Show every line where "若花店一天购进" occurs.

Stored records
━━━━━━━━━━━━━━━━

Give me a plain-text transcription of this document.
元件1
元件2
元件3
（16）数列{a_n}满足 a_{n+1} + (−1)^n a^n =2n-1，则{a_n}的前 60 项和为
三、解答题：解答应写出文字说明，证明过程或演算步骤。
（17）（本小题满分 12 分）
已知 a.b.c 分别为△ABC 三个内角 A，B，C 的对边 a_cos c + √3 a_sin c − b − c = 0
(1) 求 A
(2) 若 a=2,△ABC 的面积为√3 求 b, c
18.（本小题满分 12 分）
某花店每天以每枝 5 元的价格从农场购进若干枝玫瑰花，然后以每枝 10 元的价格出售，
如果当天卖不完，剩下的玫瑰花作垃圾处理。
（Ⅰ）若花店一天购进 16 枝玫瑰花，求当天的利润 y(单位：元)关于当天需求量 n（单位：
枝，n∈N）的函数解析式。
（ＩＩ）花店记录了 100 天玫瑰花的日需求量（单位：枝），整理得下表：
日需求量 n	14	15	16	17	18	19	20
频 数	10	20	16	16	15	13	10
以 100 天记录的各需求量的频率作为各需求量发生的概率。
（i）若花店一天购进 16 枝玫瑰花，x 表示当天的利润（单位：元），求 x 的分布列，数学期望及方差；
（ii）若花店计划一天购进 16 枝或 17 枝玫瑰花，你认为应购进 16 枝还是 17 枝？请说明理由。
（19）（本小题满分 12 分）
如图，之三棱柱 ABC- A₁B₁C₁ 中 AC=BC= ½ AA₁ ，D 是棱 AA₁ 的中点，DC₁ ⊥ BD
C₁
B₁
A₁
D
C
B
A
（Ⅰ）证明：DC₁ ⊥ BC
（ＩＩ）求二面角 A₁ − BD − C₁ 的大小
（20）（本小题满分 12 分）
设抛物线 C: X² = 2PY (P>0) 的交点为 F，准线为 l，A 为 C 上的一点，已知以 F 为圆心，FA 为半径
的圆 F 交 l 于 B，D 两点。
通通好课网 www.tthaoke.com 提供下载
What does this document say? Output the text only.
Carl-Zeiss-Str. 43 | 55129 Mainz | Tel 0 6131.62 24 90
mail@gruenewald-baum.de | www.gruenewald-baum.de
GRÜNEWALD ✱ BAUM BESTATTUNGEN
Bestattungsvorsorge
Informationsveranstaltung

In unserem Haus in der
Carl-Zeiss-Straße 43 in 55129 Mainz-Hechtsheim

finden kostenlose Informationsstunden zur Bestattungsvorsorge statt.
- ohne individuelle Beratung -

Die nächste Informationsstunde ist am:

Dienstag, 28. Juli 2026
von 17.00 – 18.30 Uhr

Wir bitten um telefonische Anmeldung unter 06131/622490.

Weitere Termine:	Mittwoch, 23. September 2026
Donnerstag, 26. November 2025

━━━━━━━━━━━━━━━━

● **Reply**
（Ⅰ）若花店一天购进 16 枝玫瑰花，求当天的利润 y(单位：元)关于当天需求量 n（单位：
（i）若花店一天购进 16 枝玫瑰花，x 表示当天的利润（单位：元），求 x 的分布列，数学期望及方差；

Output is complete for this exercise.